Pull every line that holds the word "DeviceType" from the entries.

### Material supplied

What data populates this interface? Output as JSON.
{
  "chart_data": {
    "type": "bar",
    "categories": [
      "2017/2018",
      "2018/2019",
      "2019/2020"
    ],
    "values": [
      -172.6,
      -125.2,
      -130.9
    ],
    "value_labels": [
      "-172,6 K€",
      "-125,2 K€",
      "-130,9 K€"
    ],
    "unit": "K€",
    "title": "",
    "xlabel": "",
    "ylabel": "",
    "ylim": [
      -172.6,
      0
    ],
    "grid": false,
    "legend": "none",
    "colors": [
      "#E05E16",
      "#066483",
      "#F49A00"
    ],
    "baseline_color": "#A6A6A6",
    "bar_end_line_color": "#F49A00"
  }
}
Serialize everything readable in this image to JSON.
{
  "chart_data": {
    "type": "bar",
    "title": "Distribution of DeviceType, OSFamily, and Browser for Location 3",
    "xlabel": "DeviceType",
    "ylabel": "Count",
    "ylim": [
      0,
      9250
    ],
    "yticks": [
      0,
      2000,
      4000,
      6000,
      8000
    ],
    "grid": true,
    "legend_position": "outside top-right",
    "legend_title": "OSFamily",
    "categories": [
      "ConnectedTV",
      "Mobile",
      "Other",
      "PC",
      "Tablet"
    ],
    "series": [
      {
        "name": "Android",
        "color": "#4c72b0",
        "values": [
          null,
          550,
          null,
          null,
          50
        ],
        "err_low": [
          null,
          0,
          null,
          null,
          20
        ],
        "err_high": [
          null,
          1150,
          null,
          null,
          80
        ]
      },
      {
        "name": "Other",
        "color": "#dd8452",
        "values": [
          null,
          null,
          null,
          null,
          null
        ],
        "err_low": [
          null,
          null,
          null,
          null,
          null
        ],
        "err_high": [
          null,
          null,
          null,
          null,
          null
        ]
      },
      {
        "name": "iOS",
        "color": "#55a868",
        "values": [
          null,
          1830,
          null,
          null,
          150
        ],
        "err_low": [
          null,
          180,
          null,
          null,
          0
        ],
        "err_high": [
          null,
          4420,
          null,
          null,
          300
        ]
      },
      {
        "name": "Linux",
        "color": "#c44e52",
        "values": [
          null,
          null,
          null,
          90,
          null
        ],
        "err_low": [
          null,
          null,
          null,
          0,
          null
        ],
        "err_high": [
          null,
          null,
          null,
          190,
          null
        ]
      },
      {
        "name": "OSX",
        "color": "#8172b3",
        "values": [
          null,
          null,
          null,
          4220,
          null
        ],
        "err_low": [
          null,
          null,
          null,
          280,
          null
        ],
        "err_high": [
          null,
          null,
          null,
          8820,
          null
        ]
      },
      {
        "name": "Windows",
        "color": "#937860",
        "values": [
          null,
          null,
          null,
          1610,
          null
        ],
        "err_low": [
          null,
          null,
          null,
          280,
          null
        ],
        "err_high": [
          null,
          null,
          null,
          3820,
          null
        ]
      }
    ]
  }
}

######

**Result of the task:**
    "title": "Distribution of DeviceType, OSFamily, and Browser for Location 3",
    "xlabel": "DeviceType",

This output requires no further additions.